**What is required:** Copy out all of the data below with no alterations.
─── Record extracts
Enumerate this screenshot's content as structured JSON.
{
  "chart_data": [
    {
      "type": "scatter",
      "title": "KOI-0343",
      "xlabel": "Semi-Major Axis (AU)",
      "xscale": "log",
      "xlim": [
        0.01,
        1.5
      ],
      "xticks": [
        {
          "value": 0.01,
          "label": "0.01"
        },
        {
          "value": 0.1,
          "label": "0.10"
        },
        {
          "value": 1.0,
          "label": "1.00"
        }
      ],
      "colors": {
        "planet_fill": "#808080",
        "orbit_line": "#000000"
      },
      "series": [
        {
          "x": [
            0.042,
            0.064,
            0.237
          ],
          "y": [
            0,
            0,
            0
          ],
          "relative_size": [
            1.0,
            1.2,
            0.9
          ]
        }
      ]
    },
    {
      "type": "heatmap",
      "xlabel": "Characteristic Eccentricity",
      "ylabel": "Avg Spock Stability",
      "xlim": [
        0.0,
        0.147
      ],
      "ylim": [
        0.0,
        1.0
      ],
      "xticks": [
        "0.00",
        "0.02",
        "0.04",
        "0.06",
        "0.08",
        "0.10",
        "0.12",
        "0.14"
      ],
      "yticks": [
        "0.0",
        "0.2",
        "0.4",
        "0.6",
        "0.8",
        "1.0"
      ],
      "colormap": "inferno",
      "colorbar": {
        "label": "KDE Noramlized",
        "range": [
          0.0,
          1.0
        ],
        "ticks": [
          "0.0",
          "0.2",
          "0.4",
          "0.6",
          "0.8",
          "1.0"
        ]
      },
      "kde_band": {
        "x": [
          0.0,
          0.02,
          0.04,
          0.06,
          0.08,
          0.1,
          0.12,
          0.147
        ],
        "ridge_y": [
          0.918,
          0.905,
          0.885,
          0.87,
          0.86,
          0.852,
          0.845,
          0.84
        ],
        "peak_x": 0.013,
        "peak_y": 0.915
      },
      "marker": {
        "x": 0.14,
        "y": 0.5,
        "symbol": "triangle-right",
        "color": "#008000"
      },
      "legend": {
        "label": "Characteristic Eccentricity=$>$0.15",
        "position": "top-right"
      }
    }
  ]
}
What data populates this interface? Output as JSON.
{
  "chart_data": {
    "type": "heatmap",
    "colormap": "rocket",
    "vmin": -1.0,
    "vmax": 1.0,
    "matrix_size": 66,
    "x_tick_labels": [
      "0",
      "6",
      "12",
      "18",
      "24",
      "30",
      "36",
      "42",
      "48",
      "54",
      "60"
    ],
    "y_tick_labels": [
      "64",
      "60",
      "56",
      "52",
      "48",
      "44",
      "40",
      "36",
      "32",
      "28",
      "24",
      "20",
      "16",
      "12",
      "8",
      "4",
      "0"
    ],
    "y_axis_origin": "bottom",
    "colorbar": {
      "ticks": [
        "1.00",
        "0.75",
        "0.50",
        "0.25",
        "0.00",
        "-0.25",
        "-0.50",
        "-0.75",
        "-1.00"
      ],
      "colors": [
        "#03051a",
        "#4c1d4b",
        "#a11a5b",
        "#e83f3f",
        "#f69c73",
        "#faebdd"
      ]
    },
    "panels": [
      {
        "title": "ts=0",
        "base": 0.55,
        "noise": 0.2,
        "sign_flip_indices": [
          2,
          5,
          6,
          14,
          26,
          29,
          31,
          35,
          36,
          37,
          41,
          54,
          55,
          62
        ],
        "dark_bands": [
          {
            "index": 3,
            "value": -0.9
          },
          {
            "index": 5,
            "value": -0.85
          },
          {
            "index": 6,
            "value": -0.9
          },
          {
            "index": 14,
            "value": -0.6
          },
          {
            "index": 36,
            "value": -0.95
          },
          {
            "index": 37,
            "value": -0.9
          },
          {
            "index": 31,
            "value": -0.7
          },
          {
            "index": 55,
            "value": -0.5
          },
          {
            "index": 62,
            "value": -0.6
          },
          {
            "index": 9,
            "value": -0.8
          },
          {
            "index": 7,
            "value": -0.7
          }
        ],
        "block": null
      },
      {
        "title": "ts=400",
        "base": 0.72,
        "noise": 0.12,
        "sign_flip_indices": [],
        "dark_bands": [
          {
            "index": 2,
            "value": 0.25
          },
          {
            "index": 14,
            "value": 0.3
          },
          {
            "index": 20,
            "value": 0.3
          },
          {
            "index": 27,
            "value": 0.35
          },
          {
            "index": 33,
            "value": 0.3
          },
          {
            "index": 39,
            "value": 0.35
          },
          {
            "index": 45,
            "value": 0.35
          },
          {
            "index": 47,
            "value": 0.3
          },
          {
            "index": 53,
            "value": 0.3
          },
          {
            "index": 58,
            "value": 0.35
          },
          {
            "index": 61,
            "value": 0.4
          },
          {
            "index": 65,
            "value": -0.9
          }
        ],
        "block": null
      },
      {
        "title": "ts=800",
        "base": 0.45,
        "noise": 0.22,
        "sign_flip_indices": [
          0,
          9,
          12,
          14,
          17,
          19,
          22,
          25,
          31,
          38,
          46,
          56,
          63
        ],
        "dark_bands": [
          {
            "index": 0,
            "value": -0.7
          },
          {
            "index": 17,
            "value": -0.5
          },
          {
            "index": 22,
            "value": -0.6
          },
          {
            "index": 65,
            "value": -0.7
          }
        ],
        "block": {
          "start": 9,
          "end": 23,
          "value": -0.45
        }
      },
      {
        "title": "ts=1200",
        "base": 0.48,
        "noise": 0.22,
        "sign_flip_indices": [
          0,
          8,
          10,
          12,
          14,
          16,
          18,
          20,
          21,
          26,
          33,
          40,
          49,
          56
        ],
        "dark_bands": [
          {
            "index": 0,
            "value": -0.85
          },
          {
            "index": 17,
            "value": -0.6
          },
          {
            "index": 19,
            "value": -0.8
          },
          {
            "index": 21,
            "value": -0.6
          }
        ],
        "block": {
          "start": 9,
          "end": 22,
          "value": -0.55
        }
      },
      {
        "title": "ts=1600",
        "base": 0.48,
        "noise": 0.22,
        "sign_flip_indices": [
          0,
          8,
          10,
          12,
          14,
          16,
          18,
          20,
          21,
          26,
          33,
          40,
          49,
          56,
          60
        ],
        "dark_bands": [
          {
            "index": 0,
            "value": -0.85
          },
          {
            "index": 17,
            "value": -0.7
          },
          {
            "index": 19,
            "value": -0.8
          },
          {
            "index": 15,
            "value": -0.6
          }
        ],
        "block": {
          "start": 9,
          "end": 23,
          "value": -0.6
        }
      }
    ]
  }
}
──────
**Answer to the task:**
Enumerate this screenshot's content as structured JSON.
{
  "chart_data": [
    {
      "type": "scatter",
      "title": "KOI-0343",
      "xlabel": "Semi-Major Axis (AU)",
      "xscale": "log",
      "xlim": [
        0.01,
        1.5
      ],
      "xticks": [
        {
          "value": 0.01,
          "label": "0.01"
        },
        {
          "value": 0.1,
          "label": "0.10"
        },
        {
          "value": 1.0,
          "label": "1.00"
        }
      ],
      "colors": {
        "planet_fill": "#808080",
        "orbit_line": "#000000"
      },
      "series": [
        {
          "x": [
            0.042,
            0.064,
            0.237
          ],
          "y": [
            0,
            0,
            0
          ],
          "relative_size": [
            1.0,
            1.2,
            0.9
          ]
        }
      ]
    },
    {
      "type": "heatmap",
      "xlabel": "Characteristic Eccentricity",
      "ylabel": "Avg Spock Stability",
      "xlim": [
        0.0,
        0.147
      ],
      "ylim": [
        0.0,
        1.0
      ],
      "xticks": [
        "0.00",
        "0.02",
        "0.04",
        "0.06",
        "0.08",
        "0.10",
        "0.12",
        "0.14"
      ],
      "yticks": [
        "0.0",
        "0.2",
        "0.4",
        "0.6",
        "0.8",
        "1.0"
      ],
      "colormap": "inferno",
      "colorbar": {
        "label": "KDE Noramlized",
        "range": [
          0.0,
          1.0
        ],
        "ticks": [
          "0.0",
          "0.2",
          "0.4",
          "0.6",
          "0.8",
          "1.0"
        ]
      },
      "kde_band": {
        "x": [
          0.0,
          0.02,
          0.04,
          0.06,
          0.08,
          0.1,
          0.12,
          0.147
        ],
        "ridge_y": [
          0.918,
          0.905,
          0.885,
          0.87,
          0.86,
          0.852,
          0.845,
          0.84
        ],
        "peak_x": 0.013,
        "peak_y": 0.915
      },
      "marker": {
        "x": 0.14,
        "y": 0.5,
        "symbol": "triangle-right",
        "color": "#008000"
      },
      "legend": {
        "label": "Characteristic Eccentricity=$>$0.15",
        "position": "top-right"
      }
    }
  ]
}
What data populates this interface? Output as JSON.
{
  "chart_data": {
    "type": "heatmap",
    "colormap": "rocket",
    "vmin": -1.0,
    "vmax": 1.0,
    "matrix_size": 66,
    "x_tick_labels": [
      "0",
      "6",
      "12",
      "18",
      "24",
      "30",
      "36",
      "42",
      "48",
      "54",
      "60"
    ],
    "y_tick_labels": [
      "64",
      "60",
      "56",
      "52",
      "48",
      "44",
      "40",
      "36",
      "32",
      "28",
      "24",
      "20",
      "16",
      "12",
      "8",
      "4",
      "0"
    ],
    "y_axis_origin": "bottom",
    "colorbar": {
      "ticks": [
        "1.00",
        "0.75",
        "0.50",
        "0.25",
        "0.00",
        "-0.25",
        "-0.50",
        "-0.75",
        "-1.00"
      ],
      "colors": [
        "#03051a",
        "#4c1d4b",
        "#a11a5b",
        "#e83f3f",
        "#f69c73",
        "#faebdd"
      ]
    },
    "panels": [
      {
        "title": "ts=0",
        "base": 0.55,
        "noise": 0.2,
        "sign_flip_indices": [
          2,
          5,
          6,
          14,
          26,
          29,
          31,
          35,
          36,
          37,
          41,
          54,
          55,
          62
        ],
        "dark_bands": [
          {
            "index": 3,
            "value": -0.9
          },
          {
            "index": 5,
            "value": -0.85
          },
          {
            "index": 6,
            "value": -0.9
          },
          {
            "index": 14,
            "value": -0.6
          },
          {
            "index": 36,
            "value": -0.95
          },
          {
            "index": 37,
            "value": -0.9
          },
          {
            "index": 31,
            "value": -0.7
          },
          {
            "index": 55,
            "value": -0.5
          },
          {
            "index": 62,
            "value": -0.6
          },
          {
            "index": 9,
            "value": -0.8
          },
          {
            "index": 7,
            "value": -0.7
          }
        ],
        "block": null
      },
      {
        "title": "ts=400",
        "base": 0.72,
        "noise": 0.12,
        "sign_flip_indices": [],
        "dark_bands": [
          {
            "index": 2,
            "value": 0.25
          },
          {
            "index": 14,
            "value": 0.3
          },
          {
            "index": 20,
            "value": 0.3
          },
          {
            "index": 27,
            "value": 0.35
          },
          {
            "index": 33,
            "value": 0.3
          },
          {
            "index": 39,
            "value": 0.35
          },
          {
            "index": 45,
            "value": 0.35
          },
          {
            "index": 47,
            "value": 0.3
          },
          {
            "index": 53,
            "value": 0.3
          },
          {
            "index": 58,
            "value": 0.35
          },
          {
            "index": 61,
            "value": 0.4
          },
          {
            "index": 65,
            "value": -0.9
          }
        ],
        "block": null
      },
      {
        "title": "ts=800",
        "base": 0.45,
        "noise": 0.22,
        "sign_flip_indices": [
          0,
          9,
          12,
          14,
          17,
          19,
          22,
          25,
          31,
          38,
          46,
          56,
          63
        ],
        "dark_bands": [
          {
            "index": 0,
            "value": -0.7
          },
          {
            "index": 17,
            "value": -0.5
          },
          {
            "index": 22,
            "value": -0.6
          },
          {
            "index": 65,
            "value": -0.7
          }
        ],
        "block": {
          "start": 9,
          "end": 23,
          "value": -0.45
        }
      },
      {
        "title": "ts=1200",
        "base": 0.48,
        "noise": 0.22,
        "sign_flip_indices": [
          0,
          8,
          10,
          12,
          14,
          16,
          18,
          20,
          21,
          26,
          33,
          40,
          49,
          56
        ],
        "dark_bands": [
          {
            "index": 0,
            "value": -0.85
          },
          {
            "index": 17,
            "value": -0.6
          },
          {
            "index": 19,
            "value": -0.8
          },
          {
            "index": 21,
            "value": -0.6
          }
        ],
        "block": {
          "start": 9,
          "end": 22,
          "value": -0.55
        }
      },
      {
        "title": "ts=1600",
        "base": 0.48,
        "noise": 0.22,
        "sign_flip_indices": [
          0,
          8,
          10,
          12,
          14,
          16,
          18,
          20,
          21,
          26,
          33,
          40,
          49,
          56,
          60
        ],
        "dark_bands": [
          {
            "index": 0,
            "value": -0.85
          },
          {
            "index": 17,
            "value": -0.7
          },
          {
            "index": 19,
            "value": -0.8
          },
          {
            "index": 15,
            "value": -0.6
          }
        ],
        "block": {
          "start": 9,
          "end": 23,
          "value": -0.6
        }
      }
    ]
  }
}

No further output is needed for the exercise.